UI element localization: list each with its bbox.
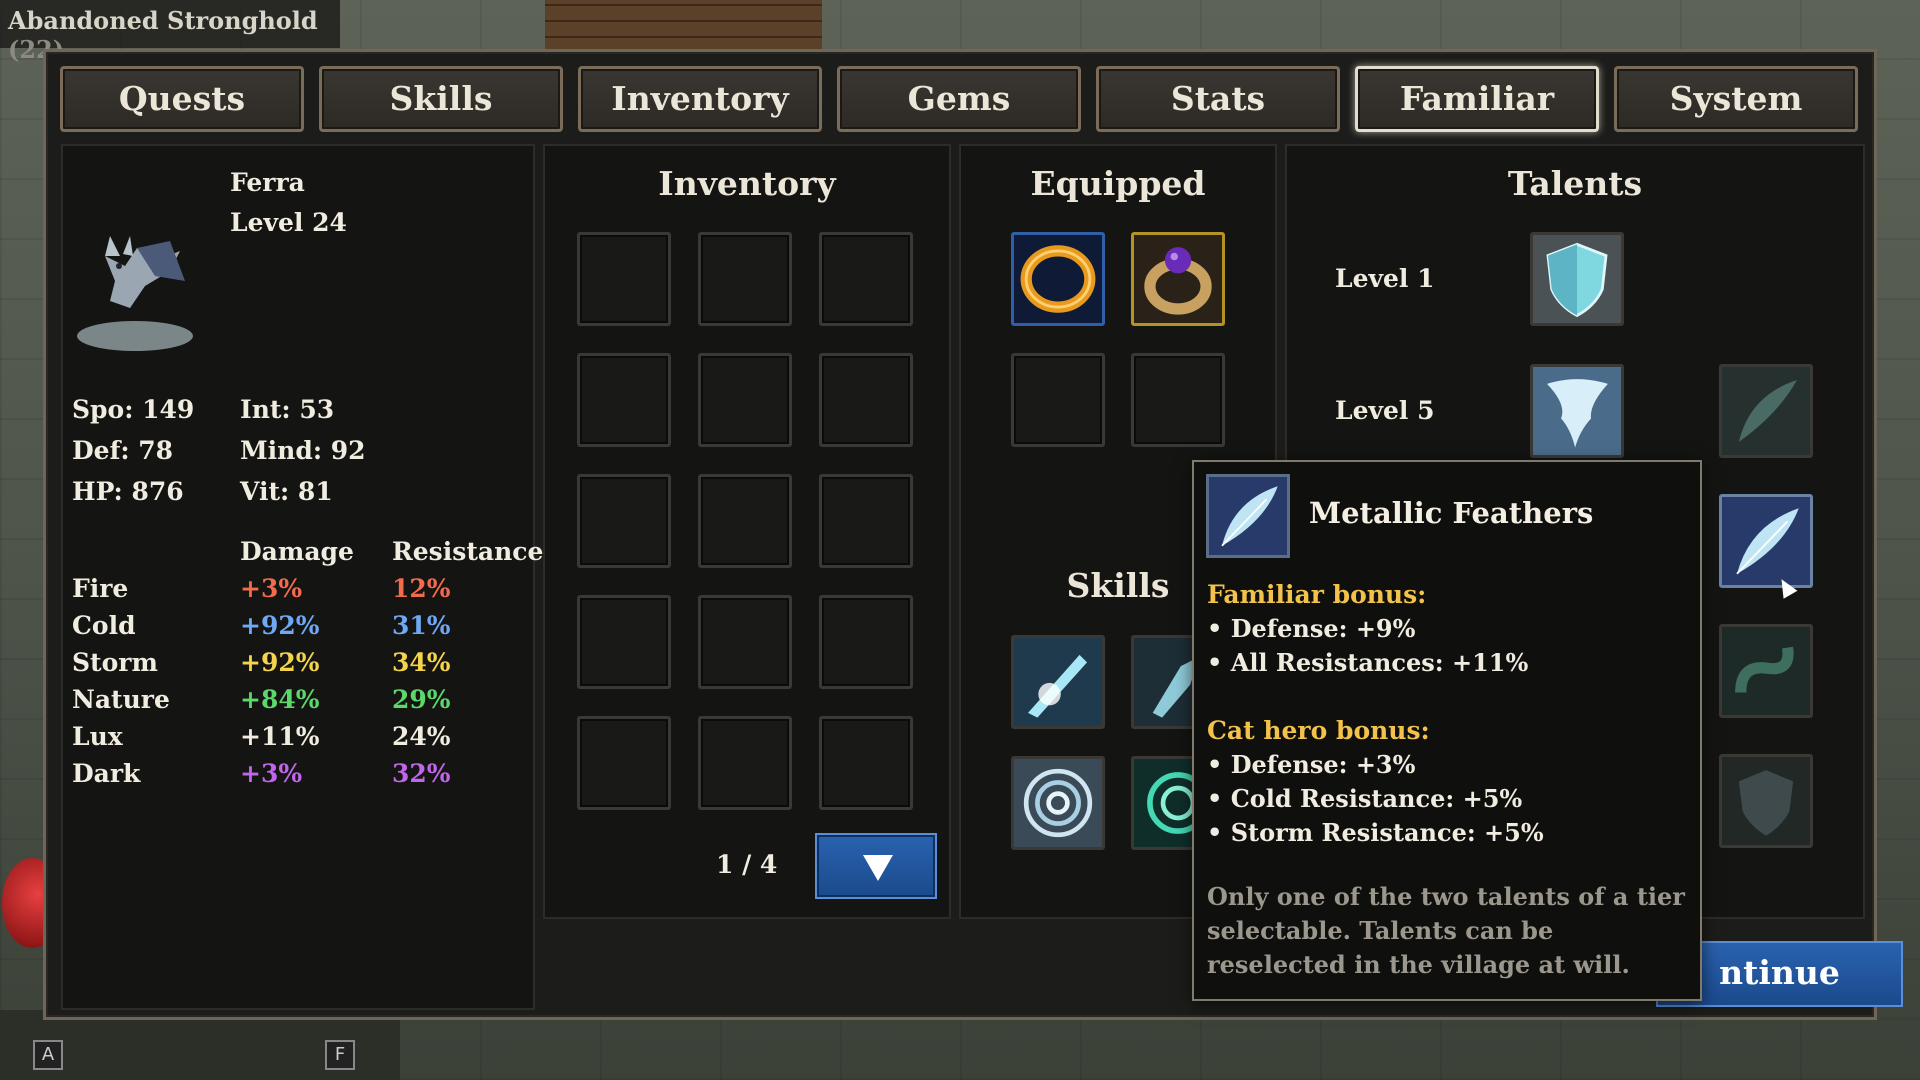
fire-resistance: 12% [392,574,451,603]
inventory-slot[interactable] [698,716,792,810]
element-dark: Dark [72,759,141,788]
equipped-title: Equipped [1030,164,1206,203]
element-lux: Lux [72,722,123,751]
gold-ring-icon [1014,235,1102,323]
familiar-level: Level 24 [230,208,347,237]
inventory-slot[interactable] [698,474,792,568]
dark-shield-icon [1722,757,1810,845]
inventory-slot[interactable] [577,716,671,810]
talent-slot[interactable] [1530,364,1624,458]
storm-resistance: 34% [392,648,451,677]
familiar-bonus-header: Familiar bonus: [1207,580,1427,609]
cat-bonus-line: • Defense: +3% [1207,750,1416,779]
cat-bonus-line: • Storm Resistance: +5% [1207,818,1544,847]
cat-bonus-line: • Cold Resistance: +5% [1207,784,1523,813]
resistance-header: Resistance [392,537,544,566]
cold-damage: +92% [240,611,320,640]
stat-int: Int: 53 [240,395,335,424]
dark-resistance: 32% [392,759,451,788]
ice-shard-icon [1014,638,1102,726]
serpent-icon [1722,627,1810,715]
talent-slot[interactable] [1530,232,1624,326]
familiar-name: Ferra [230,168,305,197]
talents-title: Talents [1507,164,1643,203]
tooltip-note: Only one of the two talents of a tier se… [1207,882,1685,979]
shield-icon [1533,235,1621,323]
nature-resistance: 29% [392,685,451,714]
inventory-slot[interactable] [819,716,913,810]
storm-damage: +92% [240,648,320,677]
stat-spo: Spo: 149 [72,395,195,424]
talent-slot-selected[interactable] [1719,494,1813,588]
inventory-slot[interactable] [577,595,671,689]
tab-skills[interactable]: Skills [319,66,563,132]
stat-def: Def: 78 [72,436,174,465]
cat-bonus-header: Cat hero bonus: [1207,716,1430,745]
equipped-slot-empty[interactable] [1131,353,1225,447]
familiar-bonus-line: • All Resistances: +11% [1207,648,1529,677]
familiar-bonus-line: • Defense: +9% [1207,614,1416,643]
area-title: Abandoned Stronghold (22) [0,0,340,64]
inventory-slot[interactable] [577,474,671,568]
talent-slot[interactable] [1719,364,1813,458]
inventory-page-indicator: 1 / 4 [716,850,778,879]
stat-mind: Mind: 92 [240,436,366,465]
talent-tooltip: Metallic Feathers Familiar bonus: • Defe… [1192,460,1702,1001]
lux-damage: +11% [240,722,320,751]
talent-slot[interactable] [1719,624,1813,718]
dark-damage: +3% [240,759,303,788]
tooltip-title: Metallic Feathers [1309,496,1594,530]
element-fire: Fire [72,574,129,603]
stat-hp: HP: 876 [72,477,184,506]
talent-level-1-label: Level 1 [1335,264,1435,293]
nature-damage: +84% [240,685,320,714]
equipped-slot-ring-2[interactable] [1131,232,1225,326]
tab-quests[interactable]: Quests [60,66,304,132]
talent-level-5-label: Level 5 [1335,396,1435,425]
familiar-portrait-icon [77,236,193,351]
tab-stats[interactable]: Stats [1096,66,1340,132]
inventory-slot[interactable] [819,232,913,326]
dark-leaf-icon [1722,367,1810,455]
inventory-slot[interactable] [698,232,792,326]
tab-familiar[interactable]: Familiar [1355,66,1599,132]
hotkey-f: F [325,1040,355,1070]
inventory-slot[interactable] [819,353,913,447]
cold-resistance: 31% [392,611,451,640]
inventory-slot[interactable] [698,353,792,447]
lux-resistance: 24% [392,722,451,751]
fire-damage: +3% [240,574,303,603]
talent-slot[interactable] [1719,754,1813,848]
tornado-icon [1533,367,1621,455]
area-name: Abandoned Stronghold [8,6,318,35]
whirlwind-icon [1014,759,1102,847]
element-nature: Nature [72,685,170,714]
inventory-slot[interactable] [698,595,792,689]
inventory-slot[interactable] [577,232,671,326]
element-storm: Storm [72,648,158,677]
amethyst-ring-icon [1134,235,1222,323]
skill-slot[interactable] [1011,756,1105,850]
inventory-slot[interactable] [819,595,913,689]
equipped-slot-empty[interactable] [1011,353,1105,447]
skill-slot[interactable] [1011,635,1105,729]
inventory-slot[interactable] [819,474,913,568]
tab-gems[interactable]: Gems [837,66,1081,132]
inventory-next-page-button[interactable] [815,833,937,899]
element-cold: Cold [72,611,136,640]
damage-header: Damage [240,537,354,566]
feather-icon [1722,497,1810,585]
familiar-inventory-panel: Inventory 1 / 4 [543,144,951,919]
inventory-title: Inventory [658,164,836,203]
inventory-slot[interactable] [577,353,671,447]
hotkey-a: A [33,1040,63,1070]
background-brick [545,0,822,52]
tab-inventory[interactable]: Inventory [578,66,822,132]
tab-system[interactable]: System [1614,66,1858,132]
tooltip-feather-icon [1206,474,1290,558]
equipped-slot-ring-1[interactable] [1011,232,1105,326]
chevron-down-icon [863,855,893,881]
familiar-stats-panel: Ferra Level 24 Spo: 149 Int: 53 Def: 78 … [61,144,543,1010]
stat-vit: Vit: 81 [240,477,333,506]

......

Turn every line of the items above into a numbered list, skipping blank lines. Leave the pictures out.

1. UI element localization: list each with its bbox.
2. fire-resistance: 12% [392,574,451,603]
3. inventory-slot[interactable] [698,716,792,810]
4. element-dark: Dark [72,759,141,788]
5. equipped-title: Equipped [1030,164,1206,203]
6. element-lux: Lux [72,722,123,751]
7. gold-ring-icon [1014,235,1102,323]
8. familiar-level: Level 24 [230,208,347,237]
9. inventory-slot[interactable] [698,474,792,568]
10. dark-shield-icon [1722,757,1810,845]
11. inventory-slot[interactable] [577,716,671,810]
12. talent-slot[interactable] [1530,364,1624,458]
13. storm-resistance: 34% [392,648,451,677]
14. familiar-bonus-header: Familiar bonus: [1207,580,1427,609]
15. cat-bonus-line: • Defense: +3% [1207,750,1416,779]
16. cat-bonus-line: • Storm Resistance: +5% [1207,818,1544,847]
17. cat-bonus-line: • Cold Resistance: +5% [1207,784,1523,813]
18. resistance-header: Resistance [392,537,544,566]
19. cold-damage: +92% [240,611,320,640]
20. stat-int: Int: 53 [240,395,335,424]
21. dark-resistance: 32% [392,759,451,788]
22. ice-shard-icon [1014,638,1102,726]
23. serpent-icon [1722,627,1810,715]
24. talent-slot[interactable] [1530,232,1624,326]
25. familiar-name: Ferra [230,168,305,197]
26. talents-title: Talents [1507,164,1643,203]
27. tooltip-note: Only one of the two talents of a tier se… [1207,882,1685,979]
28. shield-icon [1533,235,1621,323]
29. nature-resistance: 29% [392,685,451,714]
30. inventory-slot[interactable] [819,716,913,810]
31. storm-damage: +92% [240,648,320,677]
32. stat-spo: Spo: 149 [72,395,195,424]
33. talent-slot-selected[interactable] [1719,494,1813,588]
34. inventory-slot[interactable] [577,595,671,689]
35. tab-skills[interactable]: Skills [319,66,563,132]
36. stat-def: Def: 78 [72,436,174,465]
37. cat-bonus-header: Cat hero bonus: [1207,716,1430,745]
38. equipped-slot-empty[interactable] [1131,353,1225,447]
39. familiar-bonus-line: • All Resistances: +11% [1207,648,1529,677]
40. familiar-bonus-line: • Defense: +9% [1207,614,1416,643]
41. area-title: Abandoned Stronghold (22) [0,0,340,64]
42. inventory-slot[interactable] [577,474,671,568]
43. talent-slot[interactable] [1719,364,1813,458]
44. inventory-page-indicator: 1 / 4 [716,850,778,879]
45. stat-mind: Mind: 92 [240,436,366,465]
46. talent-tooltip: Metallic Feathers Familiar bonus: • Defe… [1192,460,1702,1001]
47. lux-damage: +11% [240,722,320,751]
48. talent-slot[interactable] [1719,624,1813,718]
49. dark-damage: +3% [240,759,303,788]
50. tooltip-title: Metallic Feathers [1309,496,1594,530]
51. element-fire: Fire [72,574,129,603]
52. stat-hp: HP: 876 [72,477,184,506]
53. talent-level-1-label: Level 1 [1335,264,1435,293]
54. nature-damage: +84% [240,685,320,714]
55. equipped-slot-ring-2[interactable] [1131,232,1225,326]
56. tab-quests[interactable]: Quests [60,66,304,132]
57. talent-level-5-label: Level 5 [1335,396,1435,425]
58. familiar-portrait-icon [77,236,193,351]
59. tab-stats[interactable]: Stats [1096,66,1340,132]
60. inventory-slot[interactable] [819,232,913,326]
61. dark-leaf-icon [1722,367,1810,455]
62. inventory-slot[interactable] [698,232,792,326]
63. tab-familiar[interactable]: Familiar [1355,66,1599,132]
64. hotkey-f: F [325,1040,355,1070]
65. inventory-slot[interactable] [819,353,913,447]
66. cold-resistance: 31% [392,611,451,640]
67. inventory-slot[interactable] [698,353,792,447]
68. lux-resistance: 24% [392,722,451,751]
69. fire-damage: +3% [240,574,303,603]
70. talent-slot[interactable] [1719,754,1813,848]
71. tornado-icon [1533,367,1621,455]
72. area-name: Abandoned Stronghold [8,6,318,35]
73. whirlwind-icon [1014,759,1102,847]
74. element-nature: Nature [72,685,170,714]
75. inventory-slot[interactable] [698,595,792,689]
76. inventory-slot[interactable] [577,232,671,326]
77. element-storm: Storm [72,648,158,677]
78. amethyst-ring-icon [1134,235,1222,323]
79. skill-slot[interactable] [1011,756,1105,850]
80. inventory-slot[interactable] [819,595,913,689]
81. equipped-slot-empty[interactable] [1011,353,1105,447]
82. skill-slot[interactable] [1011,635,1105,729]
83. inventory-slot[interactable] [819,474,913,568]
84. tab-gems[interactable]: Gems [837,66,1081,132]
85. inventory-next-page-button[interactable] [815,833,937,899]
86. element-cold: Cold [72,611,136,640]
87. damage-header: Damage [240,537,354,566]
88. feather-icon [1722,497,1810,585]
89. familiar-inventory-panel: Inventory 1 / 4 [543,144,951,919]
90. inventory-title: Inventory [658,164,836,203]
91. inventory-slot[interactable] [577,353,671,447]
92. hotkey-a: A [33,1040,63,1070]
93. background-brick [545,0,822,52]
94. tab-inventory[interactable]: Inventory [578,66,822,132]
95. tab-system[interactable]: System [1614,66,1858,132]
96. tooltip-feather-icon [1206,474,1290,558]
97. equipped-slot-ring-1[interactable] [1011,232,1105,326]
98. chevron-down-icon [863,855,893,881]
99. familiar-stats-panel: Ferra Level 24 Spo: 149 Int: 53 Def: 78 … [61,144,543,1010]
100. stat-vit: Vit: 81 [240,477,333,506]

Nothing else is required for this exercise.